--- START RECORDS FOR THE EXERCISE ---
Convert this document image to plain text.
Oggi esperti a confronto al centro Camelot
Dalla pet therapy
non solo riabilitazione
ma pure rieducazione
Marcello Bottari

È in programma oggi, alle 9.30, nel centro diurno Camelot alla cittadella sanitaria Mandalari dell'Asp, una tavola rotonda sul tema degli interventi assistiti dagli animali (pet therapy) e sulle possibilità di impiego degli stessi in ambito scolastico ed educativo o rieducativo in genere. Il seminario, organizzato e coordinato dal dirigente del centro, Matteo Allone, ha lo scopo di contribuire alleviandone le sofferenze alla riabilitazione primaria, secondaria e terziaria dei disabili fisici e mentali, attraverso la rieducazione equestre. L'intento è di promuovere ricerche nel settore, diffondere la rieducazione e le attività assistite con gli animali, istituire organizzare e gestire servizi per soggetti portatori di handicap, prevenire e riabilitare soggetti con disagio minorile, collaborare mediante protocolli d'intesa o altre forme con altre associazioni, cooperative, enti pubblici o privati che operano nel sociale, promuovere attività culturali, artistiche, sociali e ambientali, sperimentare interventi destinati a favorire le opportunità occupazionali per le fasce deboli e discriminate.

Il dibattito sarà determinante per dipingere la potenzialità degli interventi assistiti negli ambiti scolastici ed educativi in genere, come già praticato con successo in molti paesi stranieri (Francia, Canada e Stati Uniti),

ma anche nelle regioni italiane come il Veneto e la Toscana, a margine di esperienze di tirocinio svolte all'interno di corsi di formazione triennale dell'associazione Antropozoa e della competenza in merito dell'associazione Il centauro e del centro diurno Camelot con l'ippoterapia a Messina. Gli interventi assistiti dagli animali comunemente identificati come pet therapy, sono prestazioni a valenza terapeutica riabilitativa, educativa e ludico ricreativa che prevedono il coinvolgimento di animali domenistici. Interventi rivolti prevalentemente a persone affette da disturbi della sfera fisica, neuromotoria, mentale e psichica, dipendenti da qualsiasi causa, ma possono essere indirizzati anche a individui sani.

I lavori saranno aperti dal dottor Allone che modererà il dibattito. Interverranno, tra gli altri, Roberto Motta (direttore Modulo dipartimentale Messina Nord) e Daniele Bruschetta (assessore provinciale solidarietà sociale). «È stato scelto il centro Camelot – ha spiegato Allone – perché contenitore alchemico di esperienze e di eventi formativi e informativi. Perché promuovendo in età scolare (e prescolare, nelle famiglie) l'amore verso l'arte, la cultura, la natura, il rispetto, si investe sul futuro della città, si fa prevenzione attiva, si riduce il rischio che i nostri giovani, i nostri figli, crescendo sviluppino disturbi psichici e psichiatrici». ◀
--- END RECORDS FOR THE EXERCISE ---
TASK GOAL —
Exactly reproduce every line of the records.

SOLUTION TO THE PROBLEM —
Convert this document image to plain text.
Oggi esperti a confronto al centro Camelot
Dalla pet therapy
non solo riabilitazione
ma pure rieducazione
Marcello Bottari

È in programma oggi, alle 9.30, nel centro diurno Camelot alla cittadella sanitaria Mandalari dell'Asp, una tavola rotonda sul tema degli interventi assistiti dagli animali (pet therapy) e sulle possibilità di impiego degli stessi in ambito scolastico ed educativo o rieducativo in genere. Il seminario, organizzato e coordinato dal dirigente del centro, Matteo Allone, ha lo scopo di contribuire alleviandone le sofferenze alla riabilitazione primaria, secondaria e terziaria dei disabili fisici e mentali, attraverso la rieducazione equestre. L'intento è di promuovere ricerche nel settore, diffondere la rieducazione e le attività assistite con gli animali, istituire organizzare e gestire servizi per soggetti portatori di handicap, prevenire e riabilitare soggetti con disagio minorile, collaborare mediante protocolli d'intesa o altre forme con altre associazioni, cooperative, enti pubblici o privati che operano nel sociale, promuovere attività culturali, artistiche, sociali e ambientali, sperimentare interventi destinati a favorire le opportunità occupazionali per le fasce deboli e discriminate.

Il dibattito sarà determinante per dipingere la potenzialità degli interventi assistiti negli ambiti scolastici ed educativi in genere, come già praticato con successo in molti paesi stranieri (Francia, Canada e Stati Uniti),

ma anche nelle regioni italiane come il Veneto e la Toscana, a margine di esperienze di tirocinio svolte all'interno di corsi di formazione triennale dell'associazione Antropozoa e della competenza in merito dell'associazione Il centauro e del centro diurno Camelot con l'ippoterapia a Messina. Gli interventi assistiti dagli animali comunemente identificati come pet therapy, sono prestazioni a valenza terapeutica riabilitativa, educativa e ludico ricreativa che prevedono il coinvolgimento di animali domenistici. Interventi rivolti prevalentemente a persone affette da disturbi della sfera fisica, neuromotoria, mentale e psichica, dipendenti da qualsiasi causa, ma possono essere indirizzati anche a individui sani.

I lavori saranno aperti dal dottor Allone che modererà il dibattito. Interverranno, tra gli altri, Roberto Motta (direttore Modulo dipartimentale Messina Nord) e Daniele Bruschetta (assessore provinciale solidarietà sociale). «È stato scelto il centro Camelot – ha spiegato Allone – perché contenitore alchemico di esperienze e di eventi formativi e informativi. Perché promuovendo in età scolare (e prescolare, nelle famiglie) l'amore verso l'arte, la cultura, la natura, il rispetto, si investe sul futuro della città, si fa prevenzione attiva, si riduce il rischio che i nostri giovani, i nostri figli, crescendo sviluppino disturbi psichici e psichiatrici». ◀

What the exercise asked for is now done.